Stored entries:
________
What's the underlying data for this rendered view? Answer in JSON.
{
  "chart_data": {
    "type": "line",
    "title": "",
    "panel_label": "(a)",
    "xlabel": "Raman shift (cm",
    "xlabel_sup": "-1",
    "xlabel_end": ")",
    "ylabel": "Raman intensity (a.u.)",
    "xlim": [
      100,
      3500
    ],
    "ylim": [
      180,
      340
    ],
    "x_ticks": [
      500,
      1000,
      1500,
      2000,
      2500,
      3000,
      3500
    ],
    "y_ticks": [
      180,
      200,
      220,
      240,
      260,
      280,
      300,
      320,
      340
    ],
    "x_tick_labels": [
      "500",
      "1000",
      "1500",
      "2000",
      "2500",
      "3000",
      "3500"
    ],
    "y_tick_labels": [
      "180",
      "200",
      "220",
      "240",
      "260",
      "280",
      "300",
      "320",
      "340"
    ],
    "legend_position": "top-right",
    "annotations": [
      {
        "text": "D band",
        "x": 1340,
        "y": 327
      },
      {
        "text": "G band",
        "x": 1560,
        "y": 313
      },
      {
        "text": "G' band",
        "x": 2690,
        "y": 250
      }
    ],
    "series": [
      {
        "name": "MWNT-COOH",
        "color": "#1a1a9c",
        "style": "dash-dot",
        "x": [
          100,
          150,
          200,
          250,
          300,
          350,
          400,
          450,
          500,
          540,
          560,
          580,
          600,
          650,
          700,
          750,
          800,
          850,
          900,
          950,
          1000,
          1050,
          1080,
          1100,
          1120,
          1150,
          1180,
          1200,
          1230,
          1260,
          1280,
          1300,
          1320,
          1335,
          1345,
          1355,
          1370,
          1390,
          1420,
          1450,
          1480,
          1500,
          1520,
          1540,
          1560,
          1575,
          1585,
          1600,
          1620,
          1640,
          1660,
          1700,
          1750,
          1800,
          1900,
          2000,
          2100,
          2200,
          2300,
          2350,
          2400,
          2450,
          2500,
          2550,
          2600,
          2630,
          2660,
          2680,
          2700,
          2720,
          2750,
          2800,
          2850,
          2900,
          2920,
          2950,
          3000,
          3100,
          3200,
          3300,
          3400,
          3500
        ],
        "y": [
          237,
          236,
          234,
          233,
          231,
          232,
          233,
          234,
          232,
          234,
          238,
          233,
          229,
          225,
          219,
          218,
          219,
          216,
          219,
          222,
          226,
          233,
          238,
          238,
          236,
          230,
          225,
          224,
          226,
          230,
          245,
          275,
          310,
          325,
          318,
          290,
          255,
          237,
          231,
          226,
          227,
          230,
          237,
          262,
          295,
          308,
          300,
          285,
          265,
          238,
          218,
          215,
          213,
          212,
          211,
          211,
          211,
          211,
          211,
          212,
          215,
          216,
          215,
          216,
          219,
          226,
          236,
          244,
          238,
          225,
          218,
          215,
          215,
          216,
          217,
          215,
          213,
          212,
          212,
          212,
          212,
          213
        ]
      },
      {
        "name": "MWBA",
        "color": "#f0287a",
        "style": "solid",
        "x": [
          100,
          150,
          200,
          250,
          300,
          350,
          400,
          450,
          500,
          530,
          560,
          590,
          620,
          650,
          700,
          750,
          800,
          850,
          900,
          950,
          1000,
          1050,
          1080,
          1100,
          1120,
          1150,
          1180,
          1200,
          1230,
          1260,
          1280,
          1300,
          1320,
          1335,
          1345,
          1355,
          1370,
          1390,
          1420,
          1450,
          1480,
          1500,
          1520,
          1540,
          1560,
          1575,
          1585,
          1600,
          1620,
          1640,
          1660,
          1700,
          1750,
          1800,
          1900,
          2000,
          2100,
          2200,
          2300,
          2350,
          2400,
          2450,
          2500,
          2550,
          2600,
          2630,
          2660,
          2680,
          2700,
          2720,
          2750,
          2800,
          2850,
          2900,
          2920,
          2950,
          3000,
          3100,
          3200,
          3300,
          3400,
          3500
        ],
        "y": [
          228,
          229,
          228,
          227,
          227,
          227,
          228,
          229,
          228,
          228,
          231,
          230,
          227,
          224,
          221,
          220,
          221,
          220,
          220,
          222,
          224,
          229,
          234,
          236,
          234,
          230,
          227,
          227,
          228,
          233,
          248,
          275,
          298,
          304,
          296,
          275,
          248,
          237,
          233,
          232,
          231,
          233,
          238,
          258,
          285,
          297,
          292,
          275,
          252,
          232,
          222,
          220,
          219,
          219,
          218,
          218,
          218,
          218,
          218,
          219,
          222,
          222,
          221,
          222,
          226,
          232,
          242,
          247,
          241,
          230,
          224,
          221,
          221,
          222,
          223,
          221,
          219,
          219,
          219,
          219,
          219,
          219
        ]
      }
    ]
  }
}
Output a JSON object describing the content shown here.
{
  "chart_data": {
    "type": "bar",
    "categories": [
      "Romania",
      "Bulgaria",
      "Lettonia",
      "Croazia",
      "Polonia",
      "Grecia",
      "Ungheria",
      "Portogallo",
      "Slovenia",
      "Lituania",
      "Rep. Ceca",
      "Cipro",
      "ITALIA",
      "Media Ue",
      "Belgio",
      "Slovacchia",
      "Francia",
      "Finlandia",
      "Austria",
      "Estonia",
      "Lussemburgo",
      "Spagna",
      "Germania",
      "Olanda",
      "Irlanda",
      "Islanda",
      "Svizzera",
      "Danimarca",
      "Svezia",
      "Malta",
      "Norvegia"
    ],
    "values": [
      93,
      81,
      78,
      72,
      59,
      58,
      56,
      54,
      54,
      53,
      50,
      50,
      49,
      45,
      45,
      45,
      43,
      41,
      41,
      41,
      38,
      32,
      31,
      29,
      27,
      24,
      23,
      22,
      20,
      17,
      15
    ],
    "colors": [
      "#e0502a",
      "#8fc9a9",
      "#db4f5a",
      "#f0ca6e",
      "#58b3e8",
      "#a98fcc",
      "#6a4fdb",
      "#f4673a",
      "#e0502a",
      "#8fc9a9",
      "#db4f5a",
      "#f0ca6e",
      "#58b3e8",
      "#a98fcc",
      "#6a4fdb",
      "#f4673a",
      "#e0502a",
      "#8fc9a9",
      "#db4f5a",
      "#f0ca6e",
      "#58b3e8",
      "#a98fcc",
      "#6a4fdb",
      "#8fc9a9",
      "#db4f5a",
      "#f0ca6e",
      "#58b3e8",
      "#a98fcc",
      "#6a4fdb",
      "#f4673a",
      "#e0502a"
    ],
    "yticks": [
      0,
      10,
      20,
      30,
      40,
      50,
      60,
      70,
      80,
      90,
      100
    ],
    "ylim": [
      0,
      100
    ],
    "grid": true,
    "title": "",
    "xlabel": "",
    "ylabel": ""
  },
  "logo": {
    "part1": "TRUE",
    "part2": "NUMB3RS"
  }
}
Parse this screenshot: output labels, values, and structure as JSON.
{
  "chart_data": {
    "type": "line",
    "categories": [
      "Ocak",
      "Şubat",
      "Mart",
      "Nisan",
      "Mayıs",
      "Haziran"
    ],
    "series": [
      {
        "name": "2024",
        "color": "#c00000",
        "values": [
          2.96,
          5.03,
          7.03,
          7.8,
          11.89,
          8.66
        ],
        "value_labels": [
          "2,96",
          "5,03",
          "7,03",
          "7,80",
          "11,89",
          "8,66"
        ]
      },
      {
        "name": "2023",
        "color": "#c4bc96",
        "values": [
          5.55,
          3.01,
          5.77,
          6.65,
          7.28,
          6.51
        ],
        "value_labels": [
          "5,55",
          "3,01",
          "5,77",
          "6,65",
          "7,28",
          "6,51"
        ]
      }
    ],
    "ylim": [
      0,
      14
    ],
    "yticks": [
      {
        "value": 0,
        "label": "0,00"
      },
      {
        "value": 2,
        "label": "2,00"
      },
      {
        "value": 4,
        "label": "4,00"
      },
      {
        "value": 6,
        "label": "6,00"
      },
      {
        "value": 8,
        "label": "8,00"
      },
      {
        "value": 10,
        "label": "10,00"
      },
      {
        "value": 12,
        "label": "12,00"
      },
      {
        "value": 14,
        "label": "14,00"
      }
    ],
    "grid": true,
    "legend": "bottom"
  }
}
________
Set task.
Filter the listing for the word "this" and copy every line that holds it.

Output of the task.
What's the underlying data for this rendered view? Answer in JSON.
Parse this screenshot: output labels, values, and structure as JSON.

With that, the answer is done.